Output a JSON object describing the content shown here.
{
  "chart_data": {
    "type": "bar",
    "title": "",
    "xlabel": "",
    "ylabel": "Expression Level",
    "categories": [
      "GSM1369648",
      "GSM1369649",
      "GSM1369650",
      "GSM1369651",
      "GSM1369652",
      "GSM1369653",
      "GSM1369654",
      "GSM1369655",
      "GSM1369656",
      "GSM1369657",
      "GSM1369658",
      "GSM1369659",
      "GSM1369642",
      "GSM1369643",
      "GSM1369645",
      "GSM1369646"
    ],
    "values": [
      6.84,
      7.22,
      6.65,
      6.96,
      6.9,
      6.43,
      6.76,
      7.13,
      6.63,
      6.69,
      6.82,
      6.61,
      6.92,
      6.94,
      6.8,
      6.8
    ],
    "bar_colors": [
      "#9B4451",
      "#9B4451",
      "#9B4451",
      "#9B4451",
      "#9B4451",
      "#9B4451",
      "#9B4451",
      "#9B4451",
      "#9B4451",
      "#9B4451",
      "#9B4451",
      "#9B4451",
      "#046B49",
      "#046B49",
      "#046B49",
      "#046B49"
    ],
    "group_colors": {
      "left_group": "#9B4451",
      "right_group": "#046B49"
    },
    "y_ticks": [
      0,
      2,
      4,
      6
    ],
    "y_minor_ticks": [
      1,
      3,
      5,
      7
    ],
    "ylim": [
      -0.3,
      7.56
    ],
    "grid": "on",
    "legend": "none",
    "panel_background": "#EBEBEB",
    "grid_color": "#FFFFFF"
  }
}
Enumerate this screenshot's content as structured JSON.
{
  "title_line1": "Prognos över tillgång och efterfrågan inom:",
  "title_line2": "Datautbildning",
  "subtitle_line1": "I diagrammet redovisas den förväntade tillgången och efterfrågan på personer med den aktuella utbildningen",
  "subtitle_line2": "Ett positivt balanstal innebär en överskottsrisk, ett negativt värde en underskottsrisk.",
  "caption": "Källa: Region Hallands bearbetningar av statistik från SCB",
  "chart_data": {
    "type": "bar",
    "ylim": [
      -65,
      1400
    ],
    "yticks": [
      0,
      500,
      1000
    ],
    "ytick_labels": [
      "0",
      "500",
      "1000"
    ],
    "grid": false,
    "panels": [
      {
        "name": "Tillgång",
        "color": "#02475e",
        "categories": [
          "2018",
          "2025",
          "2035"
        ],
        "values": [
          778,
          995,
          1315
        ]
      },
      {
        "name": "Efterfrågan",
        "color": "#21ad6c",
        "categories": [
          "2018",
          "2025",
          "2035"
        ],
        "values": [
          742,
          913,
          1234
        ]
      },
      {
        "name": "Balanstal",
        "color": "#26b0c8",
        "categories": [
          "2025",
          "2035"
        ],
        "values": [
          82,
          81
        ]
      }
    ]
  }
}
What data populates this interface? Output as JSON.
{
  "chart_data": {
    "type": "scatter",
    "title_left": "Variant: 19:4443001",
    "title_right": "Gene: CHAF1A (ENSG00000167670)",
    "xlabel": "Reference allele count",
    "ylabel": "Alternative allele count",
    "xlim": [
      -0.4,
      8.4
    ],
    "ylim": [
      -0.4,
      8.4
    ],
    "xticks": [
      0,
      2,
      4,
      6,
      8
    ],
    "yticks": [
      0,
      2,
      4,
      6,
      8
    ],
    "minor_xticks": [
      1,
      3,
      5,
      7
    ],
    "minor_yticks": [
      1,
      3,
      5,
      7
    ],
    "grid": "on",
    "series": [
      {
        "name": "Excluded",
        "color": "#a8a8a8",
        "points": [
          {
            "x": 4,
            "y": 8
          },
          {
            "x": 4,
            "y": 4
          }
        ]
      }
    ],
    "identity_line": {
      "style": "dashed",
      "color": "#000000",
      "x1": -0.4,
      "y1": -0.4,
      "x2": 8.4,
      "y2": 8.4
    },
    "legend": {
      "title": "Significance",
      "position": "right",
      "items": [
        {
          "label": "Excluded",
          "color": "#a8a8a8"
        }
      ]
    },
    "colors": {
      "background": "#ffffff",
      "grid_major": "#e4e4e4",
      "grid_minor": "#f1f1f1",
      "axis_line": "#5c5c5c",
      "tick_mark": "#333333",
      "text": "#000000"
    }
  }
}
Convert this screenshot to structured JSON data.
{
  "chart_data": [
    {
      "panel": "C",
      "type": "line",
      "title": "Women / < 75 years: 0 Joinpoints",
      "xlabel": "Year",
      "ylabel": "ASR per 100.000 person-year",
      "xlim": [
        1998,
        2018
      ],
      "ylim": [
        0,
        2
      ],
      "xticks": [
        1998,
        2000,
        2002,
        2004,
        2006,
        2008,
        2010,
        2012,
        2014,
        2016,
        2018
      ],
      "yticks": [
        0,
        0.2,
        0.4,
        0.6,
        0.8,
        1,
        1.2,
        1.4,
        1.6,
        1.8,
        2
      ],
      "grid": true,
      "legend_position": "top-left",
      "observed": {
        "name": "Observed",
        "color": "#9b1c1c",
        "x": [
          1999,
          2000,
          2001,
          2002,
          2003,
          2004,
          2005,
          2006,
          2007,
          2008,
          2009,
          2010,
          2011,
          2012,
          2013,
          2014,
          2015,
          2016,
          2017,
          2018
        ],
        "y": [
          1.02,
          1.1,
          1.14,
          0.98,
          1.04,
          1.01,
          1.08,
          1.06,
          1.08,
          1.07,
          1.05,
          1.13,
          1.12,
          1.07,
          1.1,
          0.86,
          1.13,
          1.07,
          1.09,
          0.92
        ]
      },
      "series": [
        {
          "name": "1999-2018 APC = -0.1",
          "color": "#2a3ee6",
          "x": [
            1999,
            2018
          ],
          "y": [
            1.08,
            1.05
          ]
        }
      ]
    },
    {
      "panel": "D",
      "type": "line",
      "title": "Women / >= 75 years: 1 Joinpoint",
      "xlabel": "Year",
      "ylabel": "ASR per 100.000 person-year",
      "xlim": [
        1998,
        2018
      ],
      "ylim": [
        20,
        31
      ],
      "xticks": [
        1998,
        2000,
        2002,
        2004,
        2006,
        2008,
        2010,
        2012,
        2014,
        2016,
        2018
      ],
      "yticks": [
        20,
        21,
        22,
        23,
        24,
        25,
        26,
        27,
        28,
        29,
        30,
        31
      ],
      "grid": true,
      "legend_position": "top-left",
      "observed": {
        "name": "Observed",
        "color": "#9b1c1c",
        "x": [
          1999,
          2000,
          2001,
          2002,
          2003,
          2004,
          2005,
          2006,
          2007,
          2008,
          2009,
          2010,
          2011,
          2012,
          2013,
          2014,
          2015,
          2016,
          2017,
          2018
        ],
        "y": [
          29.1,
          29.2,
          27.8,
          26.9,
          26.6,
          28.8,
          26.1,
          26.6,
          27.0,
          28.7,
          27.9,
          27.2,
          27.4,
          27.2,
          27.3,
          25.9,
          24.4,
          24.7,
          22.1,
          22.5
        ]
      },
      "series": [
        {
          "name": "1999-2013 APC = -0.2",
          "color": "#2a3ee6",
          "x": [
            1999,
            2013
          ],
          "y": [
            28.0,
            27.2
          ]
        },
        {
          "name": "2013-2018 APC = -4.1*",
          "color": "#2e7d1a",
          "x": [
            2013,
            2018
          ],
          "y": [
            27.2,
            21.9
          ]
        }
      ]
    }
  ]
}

**PROBLEM TO SOLVE:**
Write all of the records out again exactly.

**RESULT BELOW:**
Output a JSON object describing the content shown here.
{
  "chart_data": {
    "type": "bar",
    "title": "",
    "xlabel": "",
    "ylabel": "Expression Level",
    "categories": [
      "GSM1369648",
      "GSM1369649",
      "GSM1369650",
      "GSM1369651",
      "GSM1369652",
      "GSM1369653",
      "GSM1369654",
      "GSM1369655",
      "GSM1369656",
      "GSM1369657",
      "GSM1369658",
      "GSM1369659",
      "GSM1369642",
      "GSM1369643",
      "GSM1369645",
      "GSM1369646"
    ],
    "values": [
      6.84,
      7.22,
      6.65,
      6.96,
      6.9,
      6.43,
      6.76,
      7.13,
      6.63,
      6.69,
      6.82,
      6.61,
      6.92,
      6.94,
      6.8,
      6.8
    ],
    "bar_colors": [
      "#9B4451",
      "#9B4451",
      "#9B4451",
      "#9B4451",
      "#9B4451",
      "#9B4451",
      "#9B4451",
      "#9B4451",
      "#9B4451",
      "#9B4451",
      "#9B4451",
      "#9B4451",
      "#046B49",
      "#046B49",
      "#046B49",
      "#046B49"
    ],
    "group_colors": {
      "left_group": "#9B4451",
      "right_group": "#046B49"
    },
    "y_ticks": [
      0,
      2,
      4,
      6
    ],
    "y_minor_ticks": [
      1,
      3,
      5,
      7
    ],
    "ylim": [
      -0.3,
      7.56
    ],
    "grid": "on",
    "legend": "none",
    "panel_background": "#EBEBEB",
    "grid_color": "#FFFFFF"
  }
}
Enumerate this screenshot's content as structured JSON.
{
  "title_line1": "Prognos över tillgång och efterfrågan inom:",
  "title_line2": "Datautbildning",
  "subtitle_line1": "I diagrammet redovisas den förväntade tillgången och efterfrågan på personer med den aktuella utbildningen",
  "subtitle_line2": "Ett positivt balanstal innebär en överskottsrisk, ett negativt värde en underskottsrisk.",
  "caption": "Källa: Region Hallands bearbetningar av statistik från SCB",
  "chart_data": {
    "type": "bar",
    "ylim": [
      -65,
      1400
    ],
    "yticks": [
      0,
      500,
      1000
    ],
    "ytick_labels": [
      "0",
      "500",
      "1000"
    ],
    "grid": false,
    "panels": [
      {
        "name": "Tillgång",
        "color": "#02475e",
        "categories": [
          "2018",
          "2025",
          "2035"
        ],
        "values": [
          778,
          995,
          1315
        ]
      },
      {
        "name": "Efterfrågan",
        "color": "#21ad6c",
        "categories": [
          "2018",
          "2025",
          "2035"
        ],
        "values": [
          742,
          913,
          1234
        ]
      },
      {
        "name": "Balanstal",
        "color": "#26b0c8",
        "categories": [
          "2025",
          "2035"
        ],
        "values": [
          82,
          81
        ]
      }
    ]
  }
}
What data populates this interface? Output as JSON.
{
  "chart_data": {
    "type": "scatter",
    "title_left": "Variant: 19:4443001",
    "title_right": "Gene: CHAF1A (ENSG00000167670)",
    "xlabel": "Reference allele count",
    "ylabel": "Alternative allele count",
    "xlim": [
      -0.4,
      8.4
    ],
    "ylim": [
      -0.4,
      8.4
    ],
    "xticks": [
      0,
      2,
      4,
      6,
      8
    ],
    "yticks": [
      0,
      2,
      4,
      6,
      8
    ],
    "minor_xticks": [
      1,
      3,
      5,
      7
    ],
    "minor_yticks": [
      1,
      3,
      5,
      7
    ],
    "grid": "on",
    "series": [
      {
        "name": "Excluded",
        "color": "#a8a8a8",
        "points": [
          {
            "x": 4,
            "y": 8
          },
          {
            "x": 4,
            "y": 4
          }
        ]
      }
    ],
    "identity_line": {
      "style": "dashed",
      "color": "#000000",
      "x1": -0.4,
      "y1": -0.4,
      "x2": 8.4,
      "y2": 8.4
    },
    "legend": {
      "title": "Significance",
      "position": "right",
      "items": [
        {
          "label": "Excluded",
          "color": "#a8a8a8"
        }
      ]
    },
    "colors": {
      "background": "#ffffff",
      "grid_major": "#e4e4e4",
      "grid_minor": "#f1f1f1",
      "axis_line": "#5c5c5c",
      "tick_mark": "#333333",
      "text": "#000000"
    }
  }
}
Convert this screenshot to structured JSON data.
{
  "chart_data": [
    {
      "panel": "C",
      "type": "line",
      "title": "Women / < 75 years: 0 Joinpoints",
      "xlabel": "Year",
      "ylabel": "ASR per 100.000 person-year",
      "xlim": [
        1998,
        2018
      ],
      "ylim": [
        0,
        2
      ],
      "xticks": [
        1998,
        2000,
        2002,
        2004,
        2006,
        2008,
        2010,
        2012,
        2014,
        2016,
        2018
      ],
      "yticks": [
        0,
        0.2,
        0.4,
        0.6,
        0.8,
        1,
        1.2,
        1.4,
        1.6,
        1.8,
        2
      ],
      "grid": true,
      "legend_position": "top-left",
      "observed": {
        "name": "Observed",
        "color": "#9b1c1c",
        "x": [
          1999,
          2000,
          2001,
          2002,
          2003,
          2004,
          2005,
          2006,
          2007,
          2008,
          2009,
          2010,
          2011,
          2012,
          2013,
          2014,
          2015,
          2016,
          2017,
          2018
        ],
        "y": [
          1.02,
          1.1,
          1.14,
          0.98,
          1.04,
          1.01,
          1.08,
          1.06,
          1.08,
          1.07,
          1.05,
          1.13,
          1.12,
          1.07,
          1.1,
          0.86,
          1.13,
          1.07,
          1.09,
          0.92
        ]
      },
      "series": [
        {
          "name": "1999-2018 APC = -0.1",
          "color": "#2a3ee6",
          "x": [
            1999,
            2018
          ],
          "y": [
            1.08,
            1.05
          ]
        }
      ]
    },
    {
      "panel": "D",
      "type": "line",
      "title": "Women / >= 75 years: 1 Joinpoint",
      "xlabel": "Year",
      "ylabel": "ASR per 100.000 person-year",
      "xlim": [
        1998,
        2018
      ],
      "ylim": [
        20,
        31
      ],
      "xticks": [
        1998,
        2000,
        2002,
        2004,
        2006,
        2008,
        2010,
        2012,
        2014,
        2016,
        2018
      ],
      "yticks": [
        20,
        21,
        22,
        23,
        24,
        25,
        26,
        27,
        28,
        29,
        30,
        31
      ],
      "grid": true,
      "legend_position": "top-left",
      "observed": {
        "name": "Observed",
        "color": "#9b1c1c",
        "x": [
          1999,
          2000,
          2001,
          2002,
          2003,
          2004,
          2005,
          2006,
          2007,
          2008,
          2009,
          2010,
          2011,
          2012,
          2013,
          2014,
          2015,
          2016,
          2017,
          2018
        ],
        "y": [
          29.1,
          29.2,
          27.8,
          26.9,
          26.6,
          28.8,
          26.1,
          26.6,
          27.0,
          28.7,
          27.9,
          27.2,
          27.4,
          27.2,
          27.3,
          25.9,
          24.4,
          24.7,
          22.1,
          22.5
        ]
      },
      "series": [
        {
          "name": "1999-2013 APC = -0.2",
          "color": "#2a3ee6",
          "x": [
            1999,
            2013
          ],
          "y": [
            28.0,
            27.2
          ]
        },
        {
          "name": "2013-2018 APC = -4.1*",
          "color": "#2e7d1a",
          "x": [
            2013,
            2018
          ],
          "y": [
            27.2,
            21.9
          ]
        }
      ]
    }
  ]
}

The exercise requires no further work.